■ EXERCISE REQUIREMENTS:
Whenever a line contains the string "title", copy it out of the entries.

■ SUPPLIED ENTRIES:
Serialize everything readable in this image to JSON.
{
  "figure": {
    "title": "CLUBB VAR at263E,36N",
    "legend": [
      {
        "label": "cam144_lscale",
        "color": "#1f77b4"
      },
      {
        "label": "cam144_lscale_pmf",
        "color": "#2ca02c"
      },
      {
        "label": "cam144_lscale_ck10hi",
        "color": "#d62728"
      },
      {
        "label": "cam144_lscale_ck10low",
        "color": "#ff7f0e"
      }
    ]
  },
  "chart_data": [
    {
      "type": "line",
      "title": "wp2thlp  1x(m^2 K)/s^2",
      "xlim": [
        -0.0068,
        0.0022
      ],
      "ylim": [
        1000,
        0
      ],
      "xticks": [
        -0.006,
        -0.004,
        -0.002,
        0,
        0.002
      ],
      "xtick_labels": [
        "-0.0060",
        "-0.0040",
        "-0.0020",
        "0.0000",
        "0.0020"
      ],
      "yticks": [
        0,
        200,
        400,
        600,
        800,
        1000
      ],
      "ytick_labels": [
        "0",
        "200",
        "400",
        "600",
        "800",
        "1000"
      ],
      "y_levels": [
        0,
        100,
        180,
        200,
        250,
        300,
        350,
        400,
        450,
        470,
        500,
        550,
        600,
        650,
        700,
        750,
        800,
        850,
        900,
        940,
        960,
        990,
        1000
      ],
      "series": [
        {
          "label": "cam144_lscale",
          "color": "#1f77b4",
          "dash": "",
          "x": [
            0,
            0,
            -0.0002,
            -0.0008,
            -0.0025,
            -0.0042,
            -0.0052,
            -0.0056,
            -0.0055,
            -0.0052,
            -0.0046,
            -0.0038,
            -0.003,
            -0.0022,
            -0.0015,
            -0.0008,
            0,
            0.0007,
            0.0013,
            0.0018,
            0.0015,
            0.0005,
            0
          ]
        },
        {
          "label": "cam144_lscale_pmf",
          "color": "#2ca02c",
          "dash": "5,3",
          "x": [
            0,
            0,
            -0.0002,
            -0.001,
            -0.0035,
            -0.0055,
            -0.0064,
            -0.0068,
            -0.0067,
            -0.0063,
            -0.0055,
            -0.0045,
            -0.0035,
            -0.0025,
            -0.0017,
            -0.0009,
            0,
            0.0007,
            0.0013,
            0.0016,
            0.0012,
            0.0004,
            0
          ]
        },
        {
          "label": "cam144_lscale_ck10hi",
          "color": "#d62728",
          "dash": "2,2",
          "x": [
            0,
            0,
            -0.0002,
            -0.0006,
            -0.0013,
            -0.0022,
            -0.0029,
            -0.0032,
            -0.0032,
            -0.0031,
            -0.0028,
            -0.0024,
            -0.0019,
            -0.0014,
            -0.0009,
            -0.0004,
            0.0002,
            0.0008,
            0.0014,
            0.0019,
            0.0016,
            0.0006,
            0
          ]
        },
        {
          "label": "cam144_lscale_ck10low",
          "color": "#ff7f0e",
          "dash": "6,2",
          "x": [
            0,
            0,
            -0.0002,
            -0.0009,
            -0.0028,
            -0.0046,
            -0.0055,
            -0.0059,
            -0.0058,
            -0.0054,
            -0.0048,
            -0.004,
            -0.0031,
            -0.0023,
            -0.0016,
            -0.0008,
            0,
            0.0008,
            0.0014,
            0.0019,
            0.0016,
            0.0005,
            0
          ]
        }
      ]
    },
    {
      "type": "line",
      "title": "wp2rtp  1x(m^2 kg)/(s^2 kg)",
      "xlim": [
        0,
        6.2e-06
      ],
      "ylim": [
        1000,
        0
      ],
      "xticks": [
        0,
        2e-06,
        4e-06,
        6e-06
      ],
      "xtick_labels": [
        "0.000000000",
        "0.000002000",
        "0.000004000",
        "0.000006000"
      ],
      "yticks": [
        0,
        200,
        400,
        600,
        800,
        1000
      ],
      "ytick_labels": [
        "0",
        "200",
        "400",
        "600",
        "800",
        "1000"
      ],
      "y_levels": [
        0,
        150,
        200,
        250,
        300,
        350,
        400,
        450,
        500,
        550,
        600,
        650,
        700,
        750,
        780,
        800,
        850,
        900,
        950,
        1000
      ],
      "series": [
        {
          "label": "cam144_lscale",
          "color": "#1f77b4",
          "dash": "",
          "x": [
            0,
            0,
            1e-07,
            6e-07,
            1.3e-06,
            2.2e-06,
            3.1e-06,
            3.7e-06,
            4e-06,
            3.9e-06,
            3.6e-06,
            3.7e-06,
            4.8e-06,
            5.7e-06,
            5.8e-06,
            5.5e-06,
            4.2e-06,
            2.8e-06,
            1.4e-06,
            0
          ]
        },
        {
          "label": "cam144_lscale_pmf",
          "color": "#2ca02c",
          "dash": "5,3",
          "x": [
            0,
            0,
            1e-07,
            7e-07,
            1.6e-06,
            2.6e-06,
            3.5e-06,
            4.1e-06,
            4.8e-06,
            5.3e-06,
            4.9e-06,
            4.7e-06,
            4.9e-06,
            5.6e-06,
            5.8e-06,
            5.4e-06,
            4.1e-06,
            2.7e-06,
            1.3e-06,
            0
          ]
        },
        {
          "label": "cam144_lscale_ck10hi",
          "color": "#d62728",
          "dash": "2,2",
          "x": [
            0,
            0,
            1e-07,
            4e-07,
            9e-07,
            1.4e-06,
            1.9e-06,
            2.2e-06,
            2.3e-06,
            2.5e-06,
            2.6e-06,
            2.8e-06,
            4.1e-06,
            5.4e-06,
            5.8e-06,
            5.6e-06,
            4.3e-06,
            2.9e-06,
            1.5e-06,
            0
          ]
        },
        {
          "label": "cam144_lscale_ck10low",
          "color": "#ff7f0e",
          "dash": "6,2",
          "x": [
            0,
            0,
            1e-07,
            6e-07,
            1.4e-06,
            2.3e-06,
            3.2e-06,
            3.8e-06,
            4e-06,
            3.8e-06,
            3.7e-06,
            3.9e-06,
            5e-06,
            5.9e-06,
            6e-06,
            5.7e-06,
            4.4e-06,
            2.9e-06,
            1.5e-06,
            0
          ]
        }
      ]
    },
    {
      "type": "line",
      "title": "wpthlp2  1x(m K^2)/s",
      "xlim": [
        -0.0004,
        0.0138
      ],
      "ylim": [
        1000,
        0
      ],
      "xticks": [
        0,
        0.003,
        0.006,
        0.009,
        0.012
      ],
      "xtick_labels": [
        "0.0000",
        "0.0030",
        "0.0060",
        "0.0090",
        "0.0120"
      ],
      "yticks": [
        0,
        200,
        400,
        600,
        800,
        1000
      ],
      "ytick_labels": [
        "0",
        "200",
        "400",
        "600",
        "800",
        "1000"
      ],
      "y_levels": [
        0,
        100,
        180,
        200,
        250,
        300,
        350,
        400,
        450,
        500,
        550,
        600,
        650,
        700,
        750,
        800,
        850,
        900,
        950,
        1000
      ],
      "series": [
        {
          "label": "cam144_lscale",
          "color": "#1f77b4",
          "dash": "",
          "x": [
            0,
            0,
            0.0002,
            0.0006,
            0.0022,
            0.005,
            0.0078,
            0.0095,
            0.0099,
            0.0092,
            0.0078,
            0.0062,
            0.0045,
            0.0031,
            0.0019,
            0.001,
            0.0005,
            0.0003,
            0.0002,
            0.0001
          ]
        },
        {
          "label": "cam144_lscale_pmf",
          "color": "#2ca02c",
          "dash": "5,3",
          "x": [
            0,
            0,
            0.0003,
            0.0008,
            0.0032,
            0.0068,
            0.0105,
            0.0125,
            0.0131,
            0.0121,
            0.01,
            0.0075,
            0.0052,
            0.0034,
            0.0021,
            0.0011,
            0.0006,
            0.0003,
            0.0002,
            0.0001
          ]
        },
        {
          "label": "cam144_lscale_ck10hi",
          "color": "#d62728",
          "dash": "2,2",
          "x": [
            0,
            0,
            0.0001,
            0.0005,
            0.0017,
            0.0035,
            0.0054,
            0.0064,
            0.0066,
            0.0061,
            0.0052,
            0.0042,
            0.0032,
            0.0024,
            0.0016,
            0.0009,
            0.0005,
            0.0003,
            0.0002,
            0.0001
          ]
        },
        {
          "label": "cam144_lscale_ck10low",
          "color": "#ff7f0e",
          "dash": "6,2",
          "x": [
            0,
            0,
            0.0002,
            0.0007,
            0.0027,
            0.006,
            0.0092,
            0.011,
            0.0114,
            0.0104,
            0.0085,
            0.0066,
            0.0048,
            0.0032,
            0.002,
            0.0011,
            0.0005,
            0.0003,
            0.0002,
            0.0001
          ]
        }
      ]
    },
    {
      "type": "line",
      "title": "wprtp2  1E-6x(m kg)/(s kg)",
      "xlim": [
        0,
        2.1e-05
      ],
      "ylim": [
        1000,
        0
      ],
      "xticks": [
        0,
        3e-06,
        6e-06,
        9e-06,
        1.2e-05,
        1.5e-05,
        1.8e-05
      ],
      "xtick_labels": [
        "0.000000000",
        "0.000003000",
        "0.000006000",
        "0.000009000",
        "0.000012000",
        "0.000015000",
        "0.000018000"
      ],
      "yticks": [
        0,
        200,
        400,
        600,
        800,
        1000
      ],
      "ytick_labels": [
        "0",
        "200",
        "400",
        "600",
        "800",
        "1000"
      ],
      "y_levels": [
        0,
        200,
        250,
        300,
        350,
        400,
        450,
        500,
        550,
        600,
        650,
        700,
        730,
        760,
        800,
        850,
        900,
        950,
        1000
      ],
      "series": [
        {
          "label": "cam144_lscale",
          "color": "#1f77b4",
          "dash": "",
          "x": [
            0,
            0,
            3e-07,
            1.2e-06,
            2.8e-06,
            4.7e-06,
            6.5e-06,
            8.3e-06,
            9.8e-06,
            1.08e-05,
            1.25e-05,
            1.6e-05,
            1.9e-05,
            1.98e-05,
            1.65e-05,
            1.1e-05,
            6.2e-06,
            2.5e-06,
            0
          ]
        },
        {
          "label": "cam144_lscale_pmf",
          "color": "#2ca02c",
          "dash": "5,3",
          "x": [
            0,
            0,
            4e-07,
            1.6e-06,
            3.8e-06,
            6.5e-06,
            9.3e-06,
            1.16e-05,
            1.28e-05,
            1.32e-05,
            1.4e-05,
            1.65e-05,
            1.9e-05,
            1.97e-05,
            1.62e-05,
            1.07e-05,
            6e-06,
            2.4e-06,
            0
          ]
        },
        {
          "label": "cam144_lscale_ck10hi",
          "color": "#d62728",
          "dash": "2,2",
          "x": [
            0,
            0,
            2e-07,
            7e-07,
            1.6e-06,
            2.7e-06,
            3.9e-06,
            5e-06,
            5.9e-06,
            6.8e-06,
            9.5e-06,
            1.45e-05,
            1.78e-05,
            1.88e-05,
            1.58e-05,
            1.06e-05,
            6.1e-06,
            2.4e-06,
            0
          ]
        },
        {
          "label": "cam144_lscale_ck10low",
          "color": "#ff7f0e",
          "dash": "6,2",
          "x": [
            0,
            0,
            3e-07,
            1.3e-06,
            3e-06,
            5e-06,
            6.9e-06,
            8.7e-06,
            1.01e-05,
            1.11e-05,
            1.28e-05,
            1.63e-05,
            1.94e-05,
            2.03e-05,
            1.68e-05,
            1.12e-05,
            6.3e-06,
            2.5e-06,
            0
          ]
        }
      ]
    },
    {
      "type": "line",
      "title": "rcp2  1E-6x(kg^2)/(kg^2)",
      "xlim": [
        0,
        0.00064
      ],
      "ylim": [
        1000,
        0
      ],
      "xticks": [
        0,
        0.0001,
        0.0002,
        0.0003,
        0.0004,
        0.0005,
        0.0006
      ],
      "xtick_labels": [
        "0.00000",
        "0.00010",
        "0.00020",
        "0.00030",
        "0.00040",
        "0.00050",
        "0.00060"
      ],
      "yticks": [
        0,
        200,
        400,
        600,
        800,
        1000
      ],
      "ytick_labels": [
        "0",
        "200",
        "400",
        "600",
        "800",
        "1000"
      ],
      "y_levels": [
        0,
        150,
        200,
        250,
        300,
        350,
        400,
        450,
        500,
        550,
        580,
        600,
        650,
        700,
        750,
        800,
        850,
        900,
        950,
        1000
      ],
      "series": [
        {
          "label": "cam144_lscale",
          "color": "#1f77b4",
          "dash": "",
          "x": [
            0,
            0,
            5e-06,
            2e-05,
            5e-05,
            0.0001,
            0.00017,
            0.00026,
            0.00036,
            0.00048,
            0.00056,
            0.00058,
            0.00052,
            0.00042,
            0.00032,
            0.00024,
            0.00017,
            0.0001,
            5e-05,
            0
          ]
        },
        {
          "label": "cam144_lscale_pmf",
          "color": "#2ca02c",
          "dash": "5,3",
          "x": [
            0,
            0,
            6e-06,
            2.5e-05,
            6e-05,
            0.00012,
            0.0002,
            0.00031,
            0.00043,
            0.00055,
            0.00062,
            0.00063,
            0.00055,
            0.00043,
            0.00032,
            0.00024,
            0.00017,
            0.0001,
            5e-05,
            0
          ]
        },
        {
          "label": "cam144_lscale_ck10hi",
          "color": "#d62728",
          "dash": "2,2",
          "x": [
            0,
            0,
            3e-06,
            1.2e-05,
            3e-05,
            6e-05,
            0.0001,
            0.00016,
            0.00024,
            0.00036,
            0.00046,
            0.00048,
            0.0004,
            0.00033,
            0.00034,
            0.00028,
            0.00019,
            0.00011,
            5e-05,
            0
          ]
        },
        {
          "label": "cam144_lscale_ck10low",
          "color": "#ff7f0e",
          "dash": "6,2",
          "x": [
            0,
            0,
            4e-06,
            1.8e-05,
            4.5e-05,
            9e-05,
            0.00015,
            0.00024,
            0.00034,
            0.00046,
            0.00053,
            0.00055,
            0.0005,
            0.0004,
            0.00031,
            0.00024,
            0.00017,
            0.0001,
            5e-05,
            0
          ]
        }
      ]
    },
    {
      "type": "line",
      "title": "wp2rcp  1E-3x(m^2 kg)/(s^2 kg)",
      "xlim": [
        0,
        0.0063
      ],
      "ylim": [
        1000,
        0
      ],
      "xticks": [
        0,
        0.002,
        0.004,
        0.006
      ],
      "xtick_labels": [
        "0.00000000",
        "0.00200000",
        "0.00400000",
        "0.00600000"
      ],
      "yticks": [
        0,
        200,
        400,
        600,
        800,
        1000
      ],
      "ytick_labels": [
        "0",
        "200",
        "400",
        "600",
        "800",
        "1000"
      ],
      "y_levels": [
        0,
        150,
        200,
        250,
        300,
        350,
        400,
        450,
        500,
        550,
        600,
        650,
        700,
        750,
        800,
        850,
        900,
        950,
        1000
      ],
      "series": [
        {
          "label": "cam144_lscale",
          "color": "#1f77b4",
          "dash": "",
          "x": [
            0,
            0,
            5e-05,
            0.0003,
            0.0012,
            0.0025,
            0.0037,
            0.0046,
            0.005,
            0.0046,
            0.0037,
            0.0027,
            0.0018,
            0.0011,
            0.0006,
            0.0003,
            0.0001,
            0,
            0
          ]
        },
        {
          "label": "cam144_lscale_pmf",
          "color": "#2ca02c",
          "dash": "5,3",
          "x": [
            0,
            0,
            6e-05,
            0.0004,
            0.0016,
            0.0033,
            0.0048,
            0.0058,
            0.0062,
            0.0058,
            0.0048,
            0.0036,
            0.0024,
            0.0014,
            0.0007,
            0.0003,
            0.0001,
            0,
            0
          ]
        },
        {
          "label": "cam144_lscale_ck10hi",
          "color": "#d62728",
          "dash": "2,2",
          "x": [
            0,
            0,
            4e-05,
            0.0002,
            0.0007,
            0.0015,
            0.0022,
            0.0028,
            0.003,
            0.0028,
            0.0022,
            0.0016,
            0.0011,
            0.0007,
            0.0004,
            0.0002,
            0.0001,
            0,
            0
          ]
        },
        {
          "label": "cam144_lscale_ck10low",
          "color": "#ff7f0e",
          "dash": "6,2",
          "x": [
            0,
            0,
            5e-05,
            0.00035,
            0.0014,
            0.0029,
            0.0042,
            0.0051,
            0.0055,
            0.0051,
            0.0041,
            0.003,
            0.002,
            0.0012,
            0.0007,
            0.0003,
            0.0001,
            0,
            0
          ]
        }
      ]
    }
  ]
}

■ OUTPUT BELOW:
    "title": "CLUBB VAR at263E,36N",
      "title": "wp2thlp  1x(m^2 K)/s^2",
      "title": "wp2rtp  1x(m^2 kg)/(s^2 kg)",
      "title": "wpthlp2  1x(m K^2)/s",
      "title": "wprtp2  1E-6x(m kg)/(s kg)",
      "title": "rcp2  1E-6x(kg^2)/(kg^2)",
      "title": "wp2rcp  1E-3x(m^2 kg)/(s^2 kg)",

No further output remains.